> [REQUEST]
Reproduce the records below in their entirety, character for character.

+ + + + +

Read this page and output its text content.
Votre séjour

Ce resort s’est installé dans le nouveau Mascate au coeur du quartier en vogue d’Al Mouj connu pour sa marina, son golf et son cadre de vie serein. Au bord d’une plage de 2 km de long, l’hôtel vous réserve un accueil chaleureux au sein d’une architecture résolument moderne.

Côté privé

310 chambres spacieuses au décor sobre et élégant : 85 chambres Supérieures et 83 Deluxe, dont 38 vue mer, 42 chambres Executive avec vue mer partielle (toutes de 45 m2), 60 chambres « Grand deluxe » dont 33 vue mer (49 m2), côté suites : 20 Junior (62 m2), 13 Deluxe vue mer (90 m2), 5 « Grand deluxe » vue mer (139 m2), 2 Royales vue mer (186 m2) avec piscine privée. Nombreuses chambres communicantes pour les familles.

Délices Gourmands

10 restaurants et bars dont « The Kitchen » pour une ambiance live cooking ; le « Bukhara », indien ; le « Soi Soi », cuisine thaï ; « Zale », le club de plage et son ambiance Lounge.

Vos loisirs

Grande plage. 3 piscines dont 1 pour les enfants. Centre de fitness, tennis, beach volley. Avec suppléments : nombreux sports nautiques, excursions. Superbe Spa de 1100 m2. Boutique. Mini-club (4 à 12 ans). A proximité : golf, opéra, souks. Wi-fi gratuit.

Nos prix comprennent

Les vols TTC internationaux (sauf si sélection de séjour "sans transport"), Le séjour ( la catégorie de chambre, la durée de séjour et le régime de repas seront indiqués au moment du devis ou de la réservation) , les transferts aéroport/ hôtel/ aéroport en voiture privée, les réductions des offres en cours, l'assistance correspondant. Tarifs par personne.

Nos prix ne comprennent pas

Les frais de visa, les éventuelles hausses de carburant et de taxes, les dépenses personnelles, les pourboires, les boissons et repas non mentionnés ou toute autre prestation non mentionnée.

+ + + + +

> [SOLUTION TO THIS TASK]
Read this page and output its text content.
Votre séjour

Ce resort s’est installé dans le nouveau Mascate au coeur du quartier en vogue d’Al Mouj connu pour sa marina, son golf et son cadre de vie serein. Au bord d’une plage de 2 km de long, l’hôtel vous réserve un accueil chaleureux au sein d’une architecture résolument moderne.

Côté privé

310 chambres spacieuses au décor sobre et élégant : 85 chambres Supérieures et 83 Deluxe, dont 38 vue mer, 42 chambres Executive avec vue mer partielle (toutes de 45 m2), 60 chambres « Grand deluxe » dont 33 vue mer (49 m2), côté suites : 20 Junior (62 m2), 13 Deluxe vue mer (90 m2), 5 « Grand deluxe » vue mer (139 m2), 2 Royales vue mer (186 m2) avec piscine privée. Nombreuses chambres communicantes pour les familles.

Délices Gourmands

10 restaurants et bars dont « The Kitchen » pour une ambiance live cooking ; le « Bukhara », indien ; le « Soi Soi », cuisine thaï ; « Zale », le club de plage et son ambiance Lounge.

Vos loisirs

Grande plage. 3 piscines dont 1 pour les enfants. Centre de fitness, tennis, beach volley. Avec suppléments : nombreux sports nautiques, excursions. Superbe Spa de 1100 m2. Boutique. Mini-club (4 à 12 ans). A proximité : golf, opéra, souks. Wi-fi gratuit.

Nos prix comprennent

Les vols TTC internationaux (sauf si sélection de séjour "sans transport"), Le séjour ( la catégorie de chambre, la durée de séjour et le régime de repas seront indiqués au moment du devis ou de la réservation) , les transferts aéroport/ hôtel/ aéroport en voiture privée, les réductions des offres en cours, l'assistance correspondant. Tarifs par personne.

Nos prix ne comprennent pas

Les frais de visa, les éventuelles hausses de carburant et de taxes, les dépenses personnelles, les pourboires, les boissons et repas non mentionnés ou toute autre prestation non mentionnée.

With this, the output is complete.